## Exercise goal
Word for word, print each line of the listing below; pictures stay out.

[Records contained in a dataset]
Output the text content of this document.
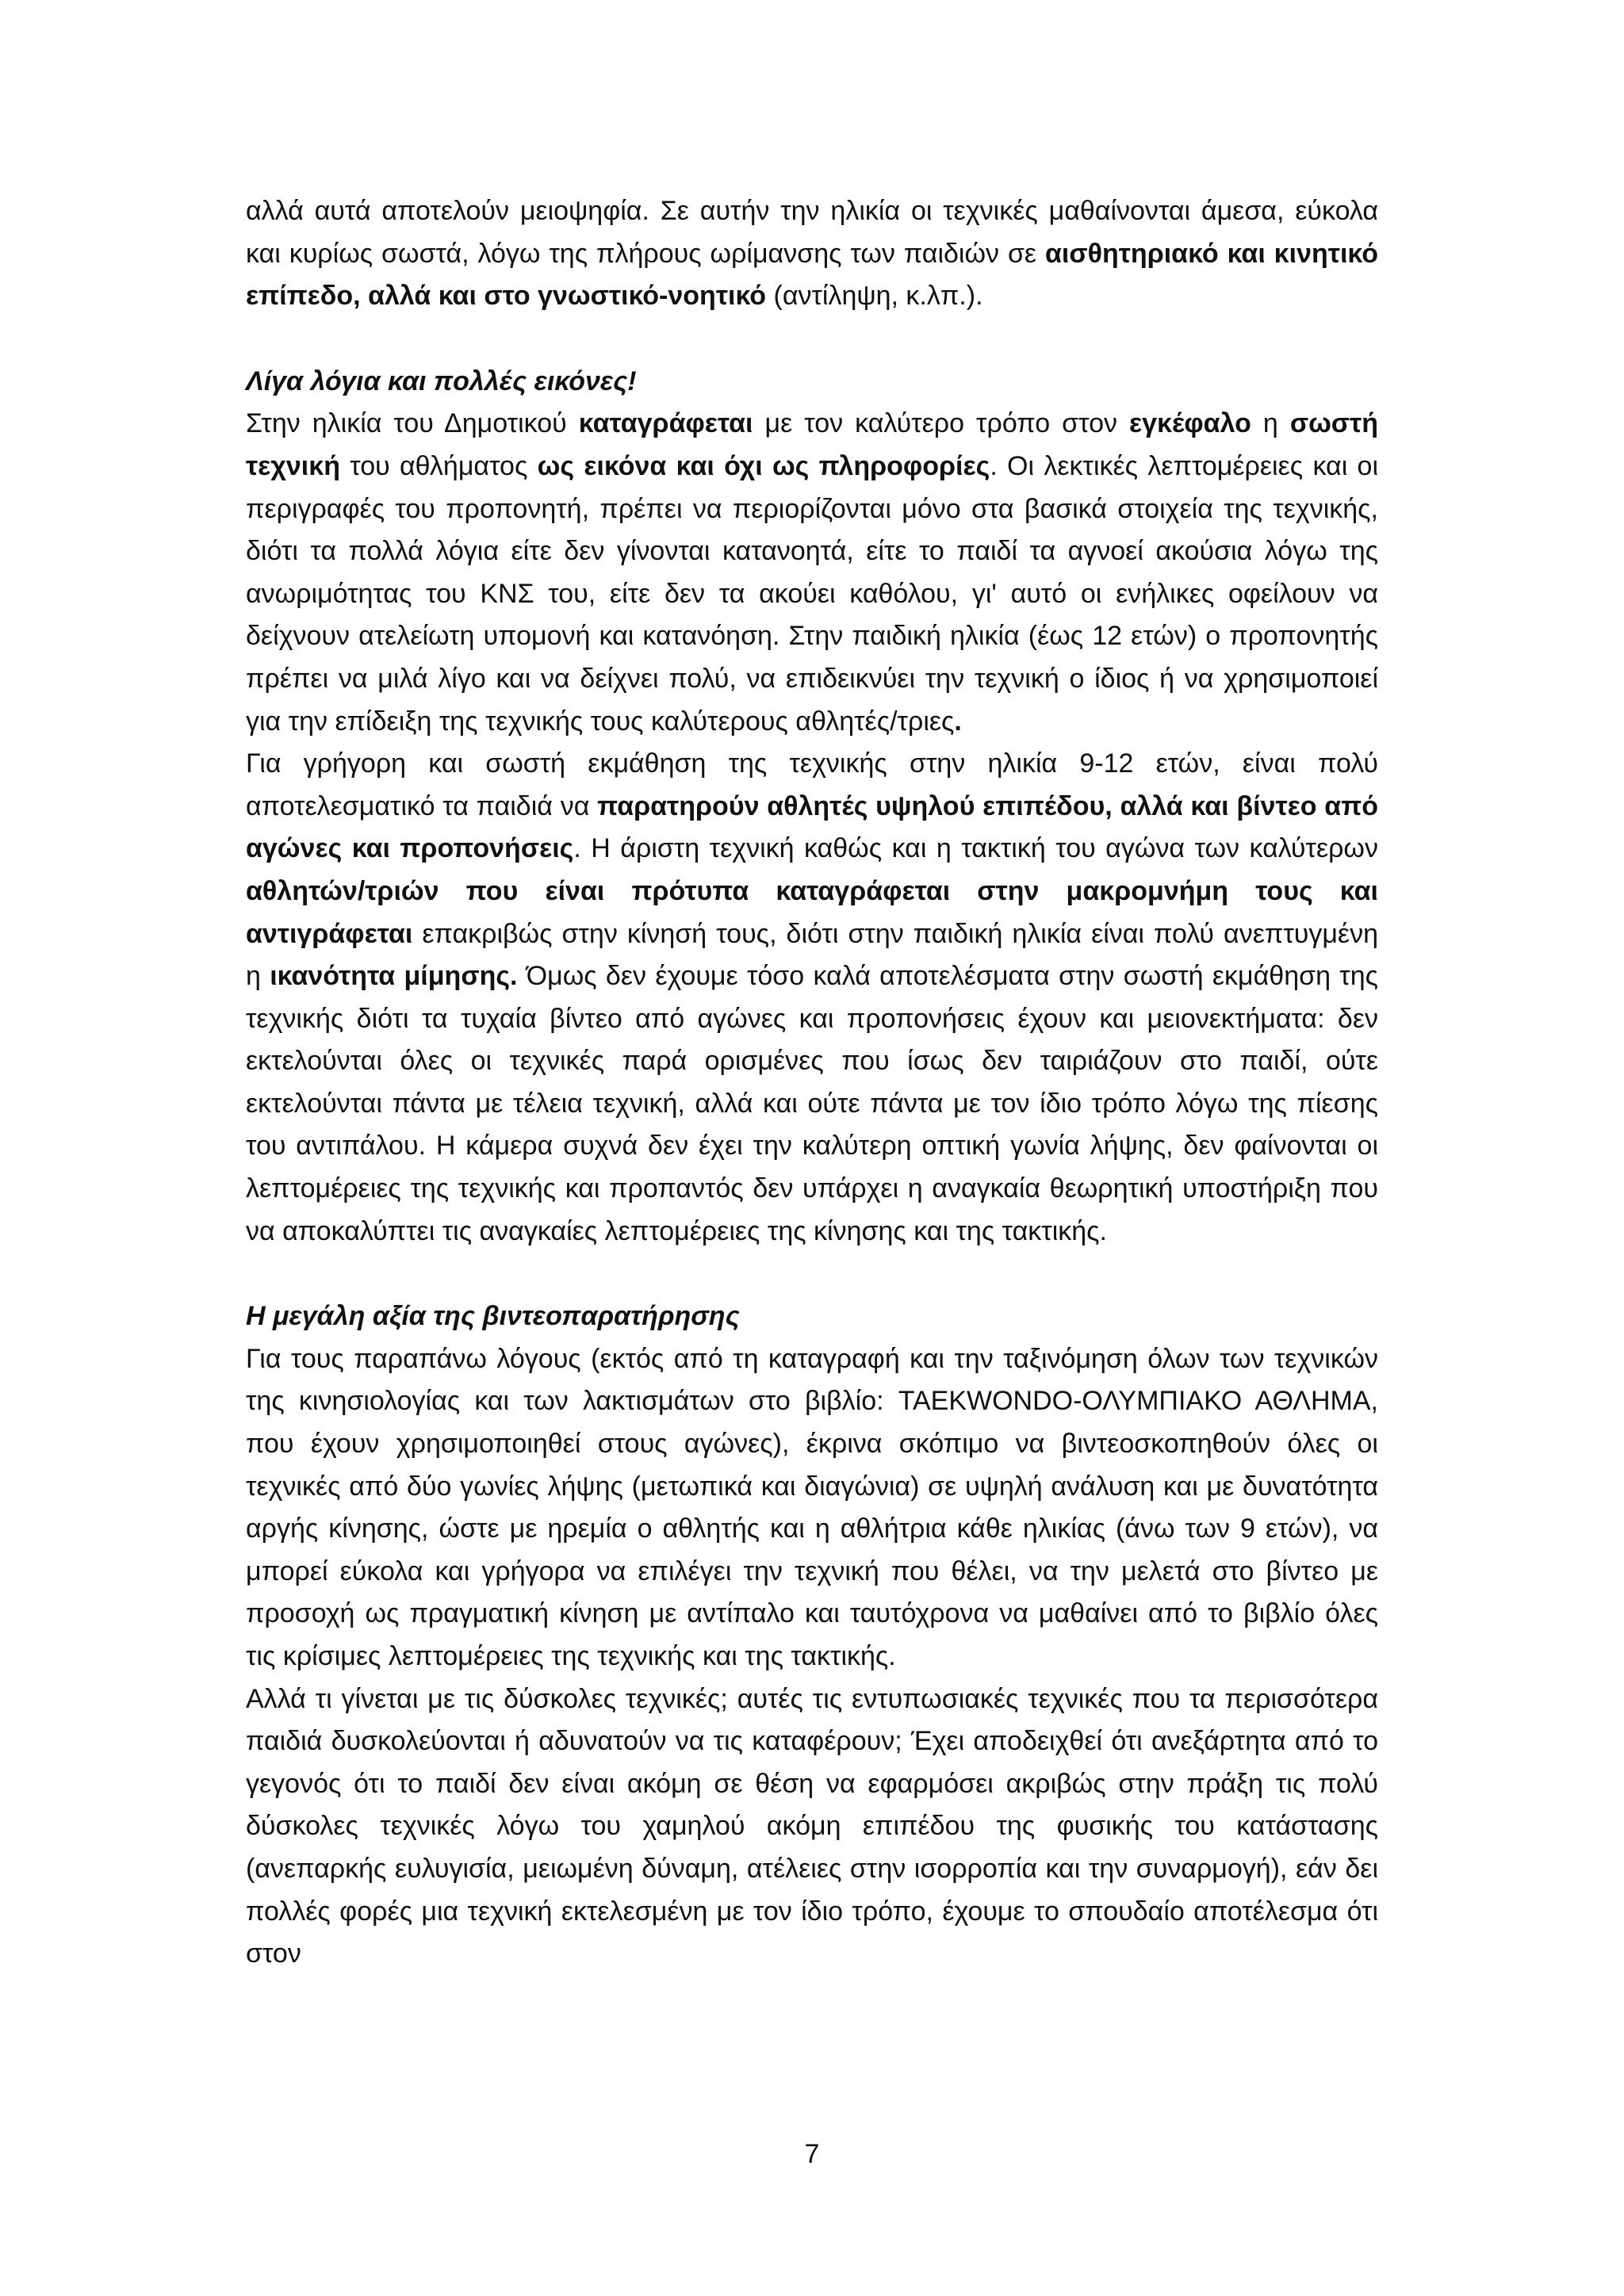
αλλά αυτά αποτελούν μειοψηφία. Σε αυτήν την ηλικία οι τεχνικές μαθαίνονται άμεσα, εύκολα και κυρίως σωστά, λόγω της πλήρους ωρίμανσης των παιδιών σε αισθητηριακό και κινητικό επίπεδο, αλλά και στο γνωστικό-νοητικό (αντίληψη, κ.λπ.).

Λίγα λόγια και πολλές εικόνες!

Στην ηλικία του Δημοτικού καταγράφεται με τον καλύτερο τρόπο στον εγκέφαλο η σωστή τεχνική του αθλήματος ως εικόνα και όχι ως πληροφορίες. Οι λεκτικές λεπτομέρειες και οι περιγραφές του προπονητή, πρέπει να περιορίζονται μόνο στα βασικά στοιχεία της τεχνικής, διότι τα πολλά λόγια είτε δεν γίνονται κατανοητά, είτε το παιδί τα αγνοεί ακούσια λόγω της ανωριμότητας του ΚΝΣ του, είτε δεν τα ακούει καθόλου, γι' αυτό οι ενήλικες οφείλουν να δείχνουν ατελείωτη υπομονή και κατανόηση. Στην παιδική ηλικία (έως 12 ετών) ο προπονητής πρέπει να μιλά λίγο και να δείχνει πολύ, να επιδεικνύει την τεχνική ο ίδιος ή να χρησιμοποιεί για την επίδειξη της τεχνικής τους καλύτερους αθλητές/τριες.

Για γρήγορη και σωστή εκμάθηση της τεχνικής στην ηλικία 9-12 ετών, είναι πολύ αποτελεσματικό τα παιδιά να παρατηρούν αθλητές υψηλού επιπέδου, αλλά και βίντεο από αγώνες και προπονήσεις. Η άριστη τεχνική καθώς και η τακτική του αγώνα των καλύτερων αθλητών/τριών που είναι πρότυπα καταγράφεται στην μακρομνήμη τους και αντιγράφεται επακριβώς στην κίνησή τους, διότι στην παιδική ηλικία είναι πολύ ανεπτυγμένη η ικανότητα μίμησης. Όμως δεν έχουμε τόσο καλά αποτελέσματα στην σωστή εκμάθηση της τεχνικής διότι τα τυχαία βίντεο από αγώνες και προπονήσεις έχουν και μειονεκτήματα: δεν εκτελούνται όλες οι τεχνικές παρά ορισμένες που ίσως δεν ταιριάζουν στο παιδί, ούτε εκτελούνται πάντα με τέλεια τεχνική, αλλά και ούτε πάντα με τον ίδιο τρόπο λόγω της πίεσης του αντιπάλου. Η κάμερα συχνά δεν έχει την καλύτερη οπτική γωνία λήψης, δεν φαίνονται οι λεπτομέρειες της τεχνικής και προπαντός δεν υπάρχει η αναγκαία θεωρητική υποστήριξη που να αποκαλύπτει τις αναγκαίες λεπτομέρειες της κίνησης και της τακτικής.

Η μεγάλη αξία της βιντεοπαρατήρησης

Για τους παραπάνω λόγους (εκτός από τη καταγραφή και την ταξινόμηση όλων των τεχνικών της κινησιολογίας και των λακτισμάτων στο βιβλίο: TAEKWONDO-ΟΛΥΜΠΙΑΚΟ ΑΘΛΗΜΑ, που έχουν χρησιμοποιηθεί στους αγώνες), έκρινα σκόπιμο να βιντεοσκοπηθούν όλες οι τεχνικές από δύο γωνίες λήψης (μετωπικά και διαγώνια) σε υψηλή ανάλυση και με δυνατότητα αργής κίνησης, ώστε με ηρεμία ο αθλητής και η αθλήτρια κάθε ηλικίας (άνω των 9 ετών), να μπορεί εύκολα και γρήγορα να επιλέγει την τεχνική που θέλει, να την μελετά στο βίντεο με προσοχή ως πραγματική κίνηση με αντίπαλο και ταυτόχρονα να μαθαίνει από το βιβλίο όλες τις κρίσιμες λεπτομέρειες της τεχνικής και της τακτικής.

Αλλά τι γίνεται με τις δύσκολες τεχνικές; αυτές τις εντυπωσιακές τεχνικές που τα περισσότερα παιδιά δυσκολεύονται ή αδυνατούν να τις καταφέρουν; Έχει αποδειχθεί ότι ανεξάρτητα από το γεγονός ότι το παιδί δεν είναι ακόμη σε θέση να εφαρμόσει ακριβώς στην πράξη τις πολύ δύσκολες τεχνικές λόγω του χαμηλού ακόμη επιπέδου της φυσικής του κατάστασης (ανεπαρκής ευλυγισία, μειωμένη δύναμη, ατέλειες στην ισορροπία και την συναρμογή), εάν δει πολλές φορές μια τεχνική εκτελεσμένη με τον ίδιο τρόπο, έχουμε το σπουδαίο αποτέλεσμα ότι στον

7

## The reply
Output the text content of this document.
αλλά αυτά αποτελούν μειοψηφία. Σε αυτήν την ηλικία οι τεχνικές μαθαίνονται άμεσα, εύκολα και κυρίως σωστά, λόγω της πλήρους ωρίμανσης των παιδιών σε αισθητηριακό και κινητικό επίπεδο, αλλά και στο γνωστικό-νοητικό (αντίληψη, κ.λπ.).

Λίγα λόγια και πολλές εικόνες!

Στην ηλικία του Δημοτικού καταγράφεται με τον καλύτερο τρόπο στον εγκέφαλο η σωστή τεχνική του αθλήματος ως εικόνα και όχι ως πληροφορίες. Οι λεκτικές λεπτομέρειες και οι περιγραφές του προπονητή, πρέπει να περιορίζονται μόνο στα βασικά στοιχεία της τεχνικής, διότι τα πολλά λόγια είτε δεν γίνονται κατανοητά, είτε το παιδί τα αγνοεί ακούσια λόγω της ανωριμότητας του ΚΝΣ του, είτε δεν τα ακούει καθόλου, γι' αυτό οι ενήλικες οφείλουν να δείχνουν ατελείωτη υπομονή και κατανόηση. Στην παιδική ηλικία (έως 12 ετών) ο προπονητής πρέπει να μιλά λίγο και να δείχνει πολύ, να επιδεικνύει την τεχνική ο ίδιος ή να χρησιμοποιεί για την επίδειξη της τεχνικής τους καλύτερους αθλητές/τριες.

Για γρήγορη και σωστή εκμάθηση της τεχνικής στην ηλικία 9-12 ετών, είναι πολύ αποτελεσματικό τα παιδιά να παρατηρούν αθλητές υψηλού επιπέδου, αλλά και βίντεο από αγώνες και προπονήσεις. Η άριστη τεχνική καθώς και η τακτική του αγώνα των καλύτερων αθλητών/τριών που είναι πρότυπα καταγράφεται στην μακρομνήμη τους και αντιγράφεται επακριβώς στην κίνησή τους, διότι στην παιδική ηλικία είναι πολύ ανεπτυγμένη η ικανότητα μίμησης. Όμως δεν έχουμε τόσο καλά αποτελέσματα στην σωστή εκμάθηση της τεχνικής διότι τα τυχαία βίντεο από αγώνες και προπονήσεις έχουν και μειονεκτήματα: δεν εκτελούνται όλες οι τεχνικές παρά ορισμένες που ίσως δεν ταιριάζουν στο παιδί, ούτε εκτελούνται πάντα με τέλεια τεχνική, αλλά και ούτε πάντα με τον ίδιο τρόπο λόγω της πίεσης του αντιπάλου. Η κάμερα συχνά δεν έχει την καλύτερη οπτική γωνία λήψης, δεν φαίνονται οι λεπτομέρειες της τεχνικής και προπαντός δεν υπάρχει η αναγκαία θεωρητική υποστήριξη που να αποκαλύπτει τις αναγκαίες λεπτομέρειες της κίνησης και της τακτικής.

Η μεγάλη αξία της βιντεοπαρατήρησης

Για τους παραπάνω λόγους (εκτός από τη καταγραφή και την ταξινόμηση όλων των τεχνικών της κινησιολογίας και των λακτισμάτων στο βιβλίο: TAEKWONDO-ΟΛΥΜΠΙΑΚΟ ΑΘΛΗΜΑ, που έχουν χρησιμοποιηθεί στους αγώνες), έκρινα σκόπιμο να βιντεοσκοπηθούν όλες οι τεχνικές από δύο γωνίες λήψης (μετωπικά και διαγώνια) σε υψηλή ανάλυση και με δυνατότητα αργής κίνησης, ώστε με ηρεμία ο αθλητής και η αθλήτρια κάθε ηλικίας (άνω των 9 ετών), να μπορεί εύκολα και γρήγορα να επιλέγει την τεχνική που θέλει, να την μελετά στο βίντεο με προσοχή ως πραγματική κίνηση με αντίπαλο και ταυτόχρονα να μαθαίνει από το βιβλίο όλες τις κρίσιμες λεπτομέρειες της τεχνικής και της τακτικής.

Αλλά τι γίνεται με τις δύσκολες τεχνικές; αυτές τις εντυπωσιακές τεχνικές που τα περισσότερα παιδιά δυσκολεύονται ή αδυνατούν να τις καταφέρουν; Έχει αποδειχθεί ότι ανεξάρτητα από το γεγονός ότι το παιδί δεν είναι ακόμη σε θέση να εφαρμόσει ακριβώς στην πράξη τις πολύ δύσκολες τεχνικές λόγω του χαμηλού ακόμη επιπέδου της φυσικής του κατάστασης (ανεπαρκής ευλυγισία, μειωμένη δύναμη, ατέλειες στην ισορροπία και την συναρμογή), εάν δει πολλές φορές μια τεχνική εκτελεσμένη με τον ίδιο τρόπο, έχουμε το σπουδαίο αποτέλεσμα ότι στον

7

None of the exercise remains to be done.